** TASK INSTRUCTIONS **
Lines containing "axis" are to be counted. Give the number and nothing more.

** DATA RECORDS **
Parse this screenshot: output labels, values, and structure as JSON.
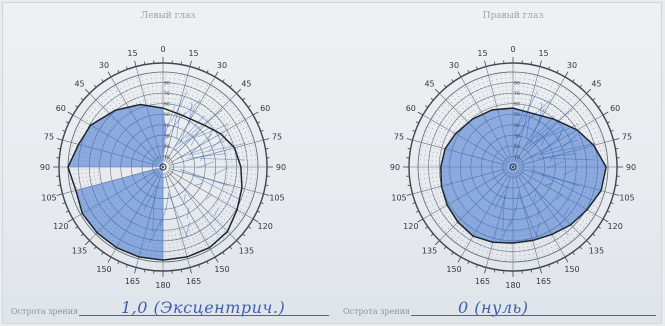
{
  "left_eye": {
    "title": "Левый глаз",
    "outer_labels": [
      "0",
      "15",
      "30",
      "45",
      "60",
      "75",
      "90",
      "105",
      "120",
      "135",
      "150",
      "165",
      "180",
      "165",
      "150",
      "135",
      "120",
      "105",
      "90",
      "75",
      "60",
      "45",
      "30",
      "15"
    ],
    "field_color": "#3f74cf",
    "acuity_label": "Острота зрения",
    "acuity_value": "1,0 (Эксцентрич.)"
  },
  "right_eye": {
    "title": "Правый глаз",
    "outer_labels": [
      "0",
      "15",
      "30",
      "45",
      "60",
      "75",
      "90",
      "105",
      "120",
      "135",
      "150",
      "165",
      "180",
      "165",
      "150",
      "135",
      "120",
      "105",
      "90",
      "75",
      "60",
      "45",
      "30",
      "15"
    ],
    "field_color": "#3f74cf",
    "acuity_label": "Острота зрения",
    "acuity_value": "0 (нуль)"
  }
}
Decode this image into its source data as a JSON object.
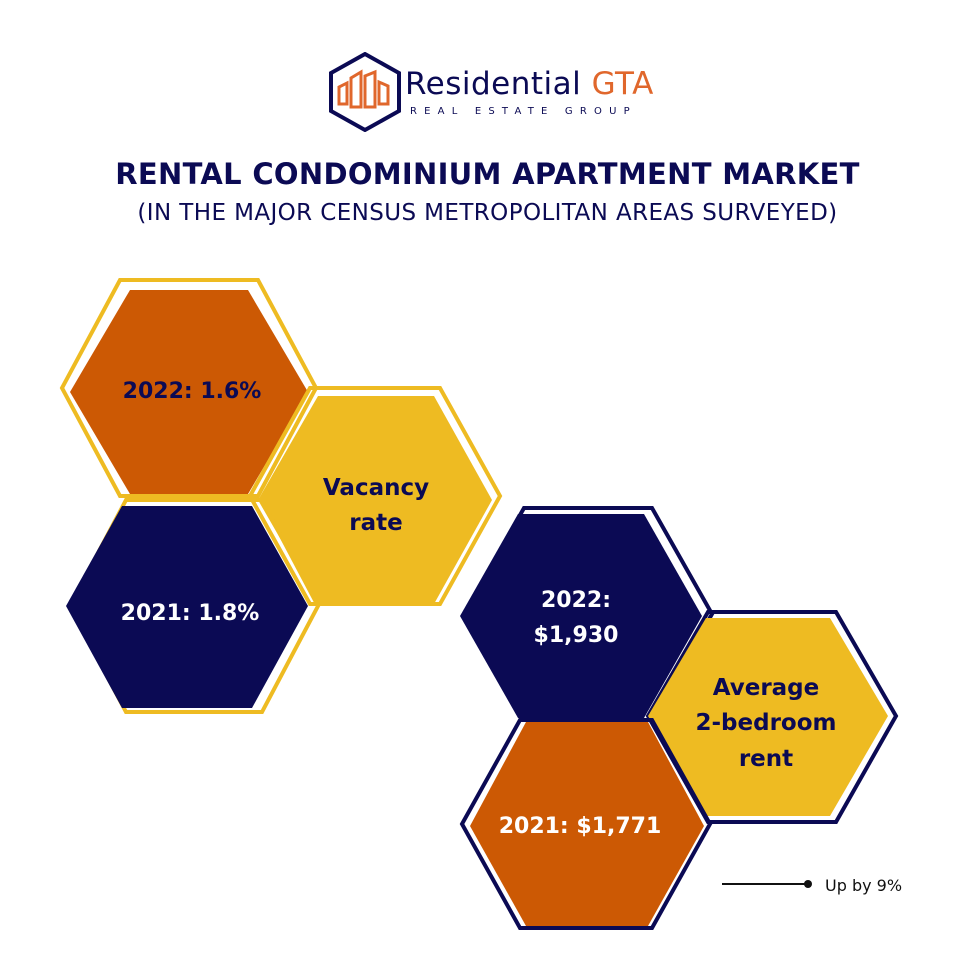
{
  "brand": {
    "name_main": "Residential",
    "name_accent": "GTA",
    "tagline": "REAL ESTATE GROUP",
    "logo_icon": "building-hexagon-logo"
  },
  "title": "RENTAL CONDOMINIUM APARTMENT MARKET",
  "subtitle": "(IN THE MAJOR CENSUS METROPOLITAN AREAS SURVEYED)",
  "colors": {
    "navy": "#0b0a54",
    "orange": "#cc5904",
    "gold": "#eebb22",
    "brand_orange": "#e0672c"
  },
  "vacancy": {
    "y2022": "2022: 1.6%",
    "label_line1": "Vacancy",
    "label_line2": "rate",
    "y2021": "2021: 1.8%"
  },
  "rent": {
    "y2022_line1": "2022:",
    "y2022_line2": "$1,930",
    "label_line1": "Average",
    "label_line2": "2-bedroom",
    "label_line3": "rent",
    "y2021": "2021: $1,771"
  },
  "legend": {
    "label": "Up by 9%"
  }
}
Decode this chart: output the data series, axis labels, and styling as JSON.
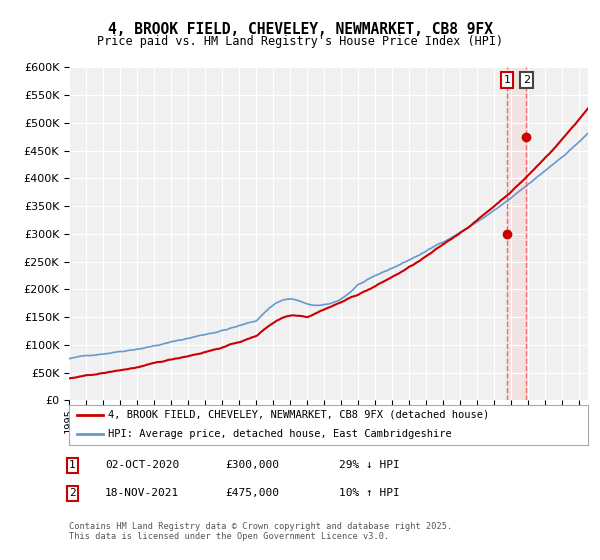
{
  "title": "4, BROOK FIELD, CHEVELEY, NEWMARKET, CB8 9FX",
  "subtitle": "Price paid vs. HM Land Registry's House Price Index (HPI)",
  "legend_line1": "4, BROOK FIELD, CHEVELEY, NEWMARKET, CB8 9FX (detached house)",
  "legend_line2": "HPI: Average price, detached house, East Cambridgeshire",
  "annotation1_date": "02-OCT-2020",
  "annotation1_price": "£300,000",
  "annotation1_hpi": "29% ↓ HPI",
  "annotation2_date": "18-NOV-2021",
  "annotation2_price": "£475,000",
  "annotation2_hpi": "10% ↑ HPI",
  "footer": "Contains HM Land Registry data © Crown copyright and database right 2025.\nThis data is licensed under the Open Government Licence v3.0.",
  "ylim": [
    0,
    600000
  ],
  "yticks": [
    0,
    50000,
    100000,
    150000,
    200000,
    250000,
    300000,
    350000,
    400000,
    450000,
    500000,
    550000,
    600000
  ],
  "red_color": "#cc0000",
  "blue_color": "#6699cc",
  "vline_color": "#ff6666",
  "background_color": "#f0f0f0",
  "sale1_x": 2020.75,
  "sale1_y": 300000,
  "sale2_x": 2021.88,
  "sale2_y": 475000,
  "xmin": 1995,
  "xmax": 2025.5
}
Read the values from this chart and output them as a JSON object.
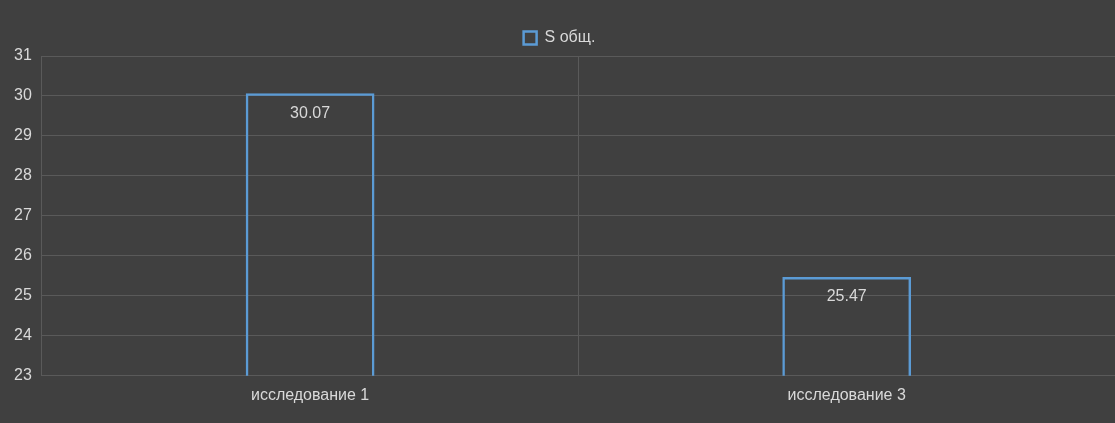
{
  "chart_data": {
    "type": "bar",
    "categories": [
      "исследование 1",
      "исследование 3"
    ],
    "series": [
      {
        "name": "S общ.",
        "color": "#5b9bd5",
        "values": [
          30.07,
          25.47
        ]
      }
    ],
    "ylim": [
      23,
      31
    ],
    "yticks": [
      23,
      24,
      25,
      26,
      27,
      28,
      29,
      30,
      31
    ],
    "grid": true,
    "legend": "top",
    "data_labels": true
  }
}
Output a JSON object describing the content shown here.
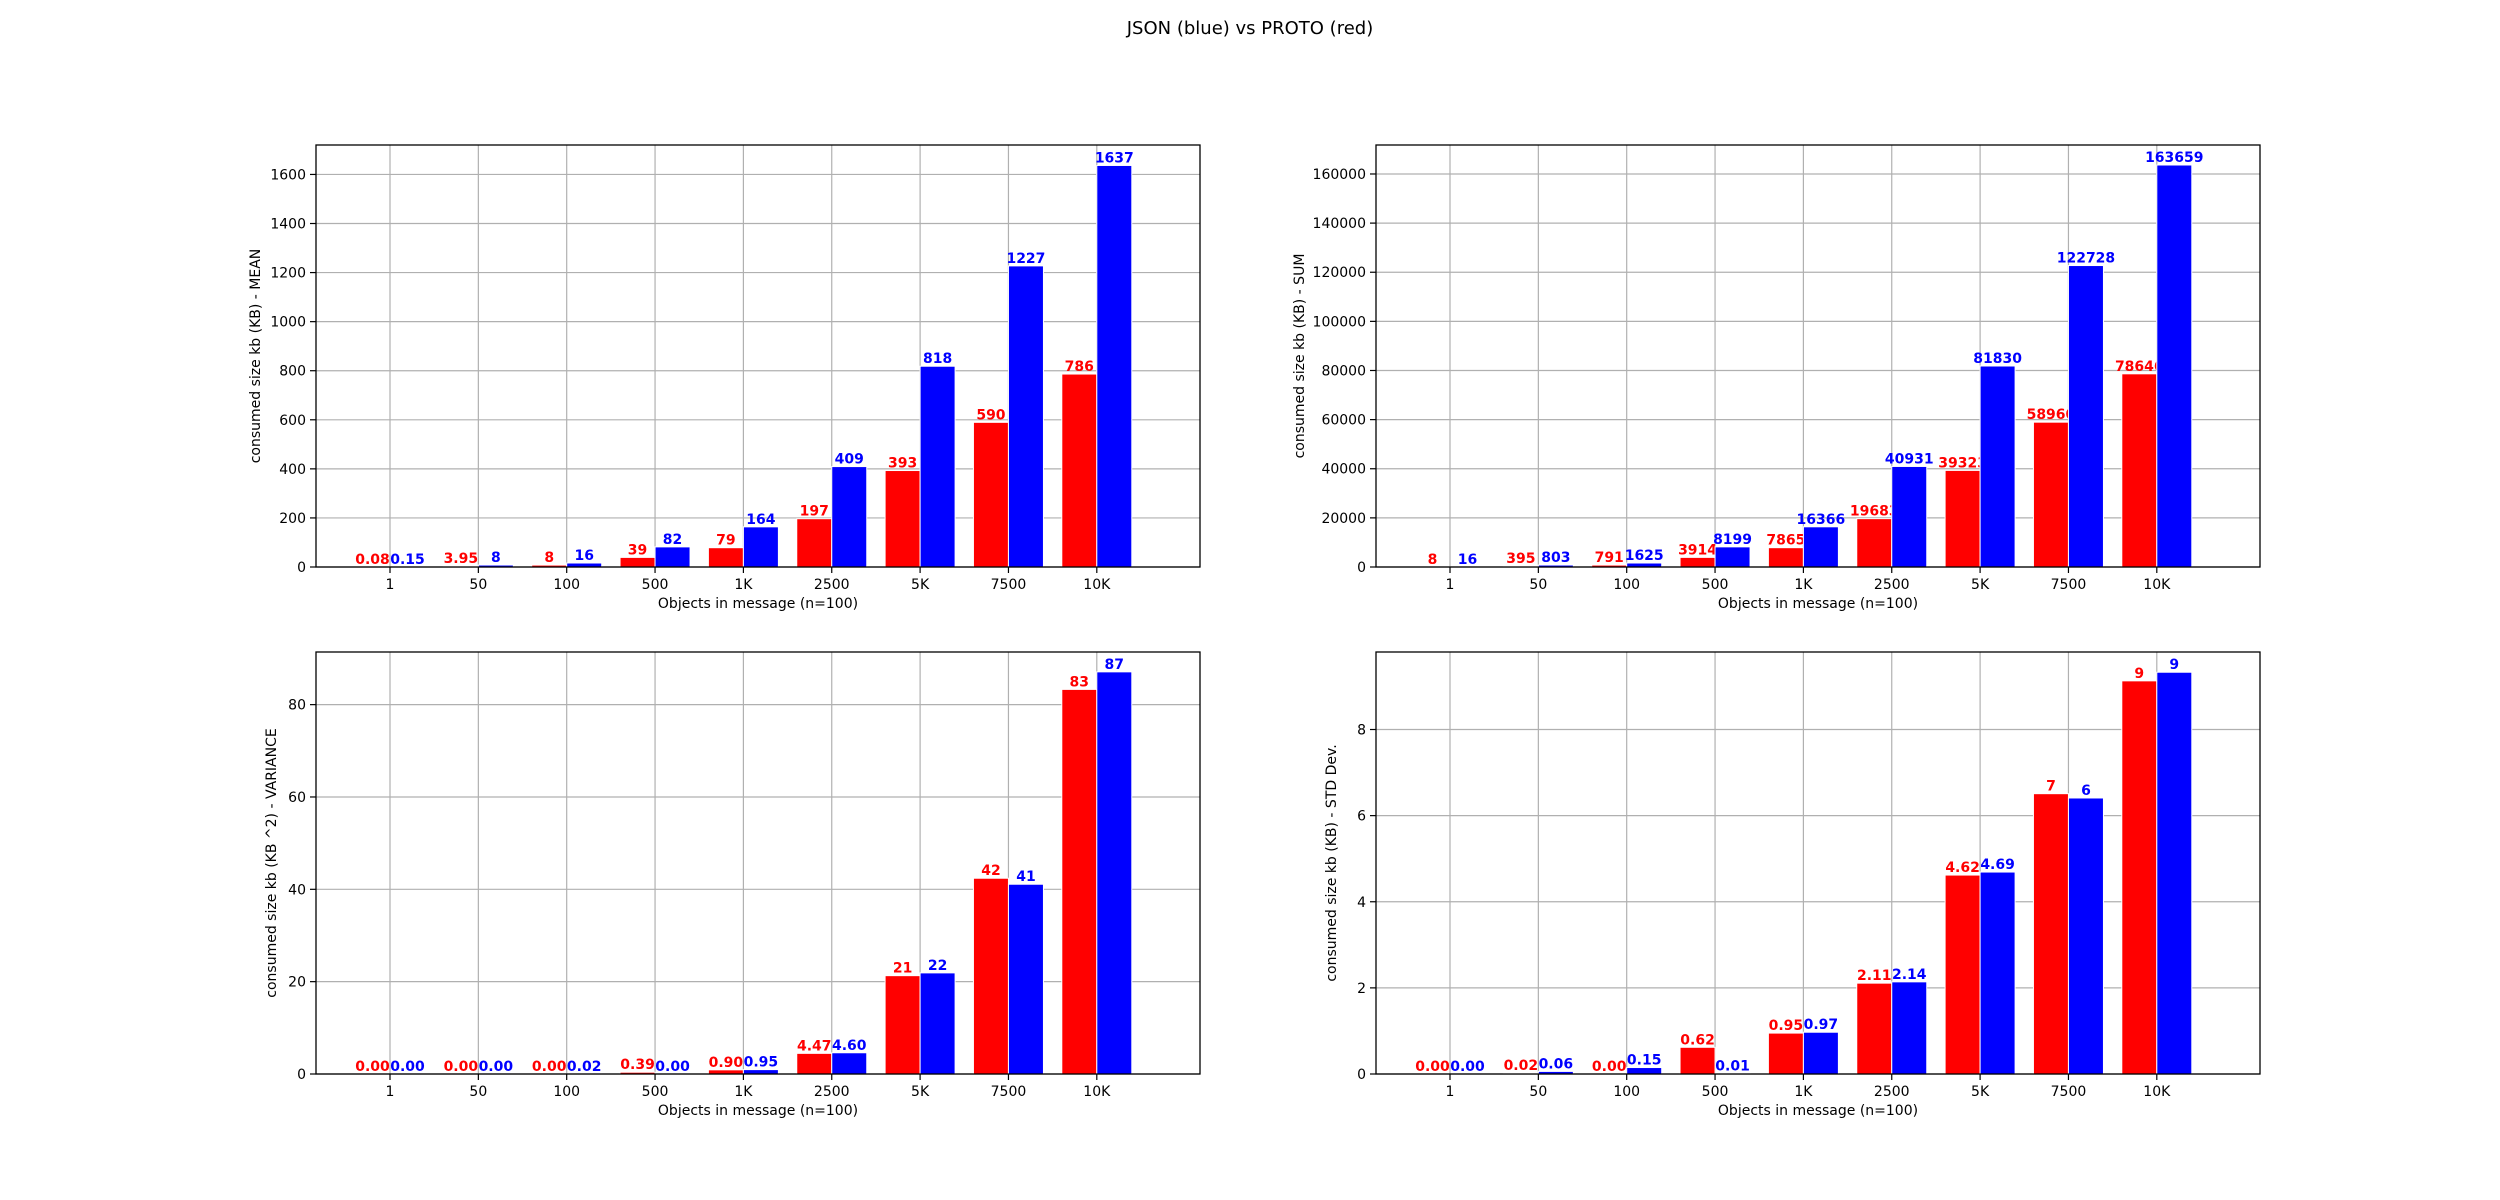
{
  "title": "JSON (blue) vs PROTO (red)",
  "colors": {
    "proto": "#ff0000",
    "json": "#0000ff",
    "grid": "#b0b0b0",
    "axis": "#000000"
  },
  "chart_data": [
    {
      "type": "bar",
      "categories": [
        "1",
        "50",
        "100",
        "500",
        "1K",
        "2500",
        "5K",
        "7500",
        "10K"
      ],
      "xlabel": "Objects in message (n=100)",
      "ylabel": "consumed size kb (KB) - MEAN",
      "ylim": [
        0,
        1720
      ],
      "yticks": [
        0,
        200,
        400,
        600,
        800,
        1000,
        1200,
        1400,
        1600
      ],
      "grid": true,
      "series": [
        {
          "key": "proto",
          "values": [
            0.08,
            3.95,
            7.87,
            39.14,
            78.66,
            196.83,
            393.23,
            589.6,
            786.46
          ],
          "labels": [
            "0.08",
            "3.95",
            "8",
            "39",
            "79",
            "197",
            "393",
            "590",
            "786"
          ]
        },
        {
          "key": "json",
          "values": [
            0.15,
            8.03,
            16.25,
            81.99,
            163.66,
            409.31,
            818.3,
            1227.28,
            1636.59
          ],
          "labels": [
            "0.15",
            "8",
            "16",
            "82",
            "164",
            "409",
            "818",
            "1227",
            "1637"
          ]
        }
      ]
    },
    {
      "type": "bar",
      "categories": [
        "1",
        "50",
        "100",
        "500",
        "1K",
        "2500",
        "5K",
        "7500",
        "10K"
      ],
      "xlabel": "Objects in message (n=100)",
      "ylabel": "consumed size kb (KB) - SUM",
      "ylim": [
        0,
        171800
      ],
      "yticks": [
        0,
        20000,
        40000,
        60000,
        80000,
        100000,
        120000,
        140000,
        160000
      ],
      "grid": true,
      "series": [
        {
          "key": "proto",
          "values": [
            8,
            395,
            791,
            3914,
            7865,
            19683,
            39323,
            58960,
            78646
          ],
          "labels": [
            "8",
            "395",
            "791",
            "3914",
            "7865",
            "19683",
            "39323",
            "58960",
            "78646"
          ]
        },
        {
          "key": "json",
          "values": [
            16,
            803,
            1625,
            8199,
            16366,
            40931,
            81830,
            122728,
            163659
          ],
          "labels": [
            "16",
            "803",
            "1625",
            "8199",
            "16366",
            "40931",
            "81830",
            "122728",
            "163659"
          ]
        }
      ]
    },
    {
      "type": "bar",
      "categories": [
        "1",
        "50",
        "100",
        "500",
        "1K",
        "2500",
        "5K",
        "7500",
        "10K"
      ],
      "xlabel": "Objects in message (n=100)",
      "ylabel": "consumed size kb (KB ^2) - VARIANCE",
      "ylim": [
        0,
        91.4
      ],
      "yticks": [
        0,
        20,
        40,
        60,
        80
      ],
      "grid": true,
      "series": [
        {
          "key": "proto",
          "values": [
            0.0,
            0.0,
            0.0,
            0.39,
            0.9,
            4.47,
            21.3,
            42.4,
            83.3
          ],
          "labels": [
            "0.00",
            "0.00",
            "0.00",
            "0.39",
            "0.90",
            "4.47",
            "21",
            "42",
            "83"
          ]
        },
        {
          "key": "json",
          "values": [
            0.0,
            0.0,
            0.02,
            0.0,
            0.95,
            4.6,
            21.9,
            41.1,
            87.1
          ],
          "labels": [
            "0.00",
            "0.00",
            "0.02",
            "0.00",
            "0.95",
            "4.60",
            "22",
            "41",
            "87"
          ]
        }
      ]
    },
    {
      "type": "bar",
      "categories": [
        "1",
        "50",
        "100",
        "500",
        "1K",
        "2500",
        "5K",
        "7500",
        "10K"
      ],
      "xlabel": "Objects in message (n=100)",
      "ylabel": "consumed size kb (KB) - STD Dev.",
      "ylim": [
        0,
        9.8
      ],
      "yticks": [
        0,
        2,
        4,
        6,
        8
      ],
      "grid": true,
      "series": [
        {
          "key": "proto",
          "values": [
            0.0,
            0.02,
            0.0,
            0.62,
            0.95,
            2.11,
            4.62,
            6.51,
            9.13
          ],
          "labels": [
            "0.00",
            "0.02",
            "0.00",
            "0.62",
            "0.95",
            "2.11",
            "4.62",
            "7",
            "9"
          ]
        },
        {
          "key": "json",
          "values": [
            0.0,
            0.06,
            0.15,
            0.01,
            0.97,
            2.14,
            4.69,
            6.41,
            9.33
          ],
          "labels": [
            "0.00",
            "0.06",
            "0.15",
            "0.01",
            "0.97",
            "2.14",
            "4.69",
            "6",
            "9"
          ]
        }
      ]
    }
  ]
}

** CORRECT ANSWER **
2